SET EXERCISE
Transcribe the lines below verbatim, skipping the images.

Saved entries
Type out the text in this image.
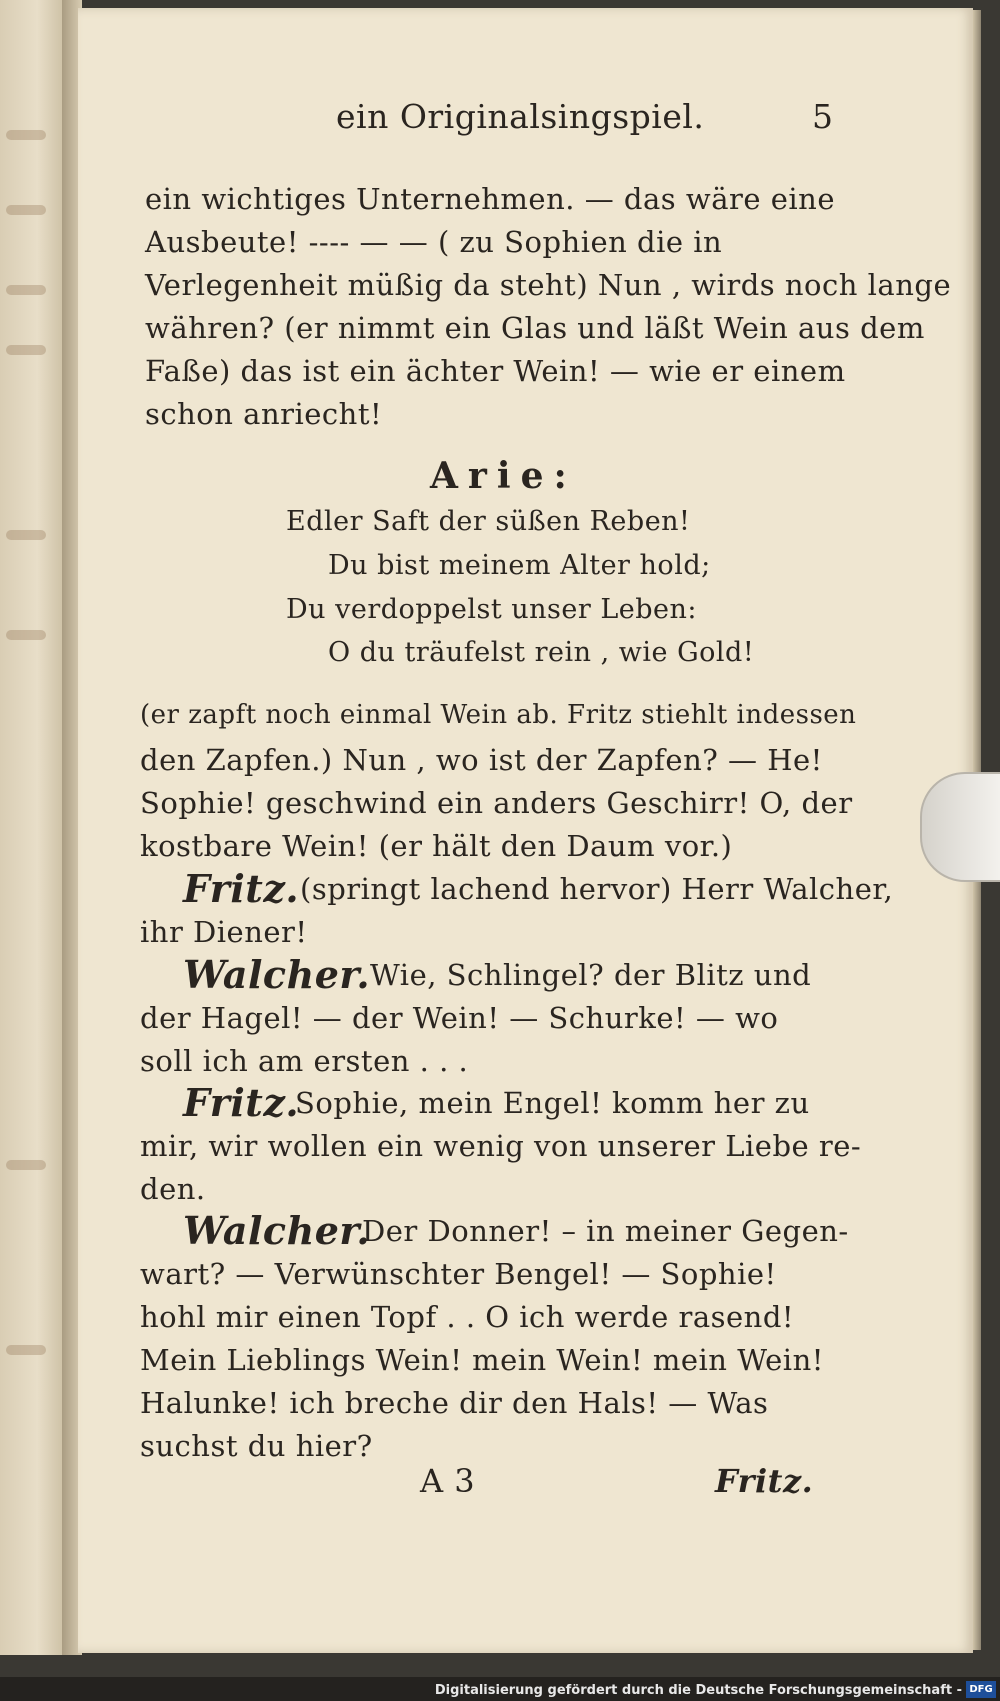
ein Originalsingspiel.	5
ein wichtiges Unternehmen. — das wäre eine
Ausbeute! ---- — — ( zu Sophien die in
Verlegenheit müßig da steht) Nun , wirds noch lange
währen? (er nimmt ein Glas und läßt Wein aus dem
Faße) das ist ein ächter Wein! — wie er einem
schon anriecht!
Arie:
Edler Saft der süßen Reben!
Du bist meinem Alter hold;
Du verdoppelst unser Leben:
O du träufelst rein , wie Gold!
(er zapft noch einmal Wein ab. Fritz stiehlt indessen
den Zapfen.) Nun , wo ist der Zapfen? — He!
Sophie! geschwind ein anders Geschirr! O, der
kostbare Wein! (er hält den Daum vor.)
Fritz. (springt lachend hervor) Herr Walcher,
ihr Diener!
Walcher. Wie, Schlingel? der Blitz und
der Hagel! — der Wein! — Schurke! — wo
soll ich am ersten . . .
Fritz.
Sophie, mein Engel! komm her zu
mir, wir wollen ein wenig von unserer Liebe re-
den.
Walcher.
Der Donner! – in meiner Gegen-
wart? — Verwünschter Bengel! — Sophie!
hohl mir einen Topf . . O ich werde rasend!
Mein Lieblings Wein! mein Wein! mein Wein!
Halunke! ich breche dir den Hals! — Was
suchst du hier?
A 3	Fritz.
Digitalisierung gefördert durch die Deutsche Forschungsgemeinschaft - DFG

EXERCISE RESPONSE
Type out the text in this image.
ein Originalsingspiel.	5
ein wichtiges Unternehmen. — das wäre eine
Ausbeute! ---- — — ( zu Sophien die in
Verlegenheit müßig da steht) Nun , wirds noch lange
währen? (er nimmt ein Glas und läßt Wein aus dem
Faße) das ist ein ächter Wein! — wie er einem
schon anriecht!
Arie:
Edler Saft der süßen Reben!
Du bist meinem Alter hold;
Du verdoppelst unser Leben:
O du träufelst rein , wie Gold!
(er zapft noch einmal Wein ab. Fritz stiehlt indessen
den Zapfen.) Nun , wo ist der Zapfen? — He!
Sophie! geschwind ein anders Geschirr! O, der
kostbare Wein! (er hält den Daum vor.)
Fritz. (springt lachend hervor) Herr Walcher,
ihr Diener!
Walcher. Wie, Schlingel? der Blitz und
der Hagel! — der Wein! — Schurke! — wo
soll ich am ersten . . .
Fritz.
Sophie, mein Engel! komm her zu
mir, wir wollen ein wenig von unserer Liebe re-
den.
Walcher.
Der Donner! – in meiner Gegen-
wart? — Verwünschter Bengel! — Sophie!
hohl mir einen Topf . . O ich werde rasend!
Mein Lieblings Wein! mein Wein! mein Wein!
Halunke! ich breche dir den Hals! — Was
suchst du hier?
A 3	Fritz.
Digitalisierung gefördert durch die Deutsche Forschungsgemeinschaft - DFG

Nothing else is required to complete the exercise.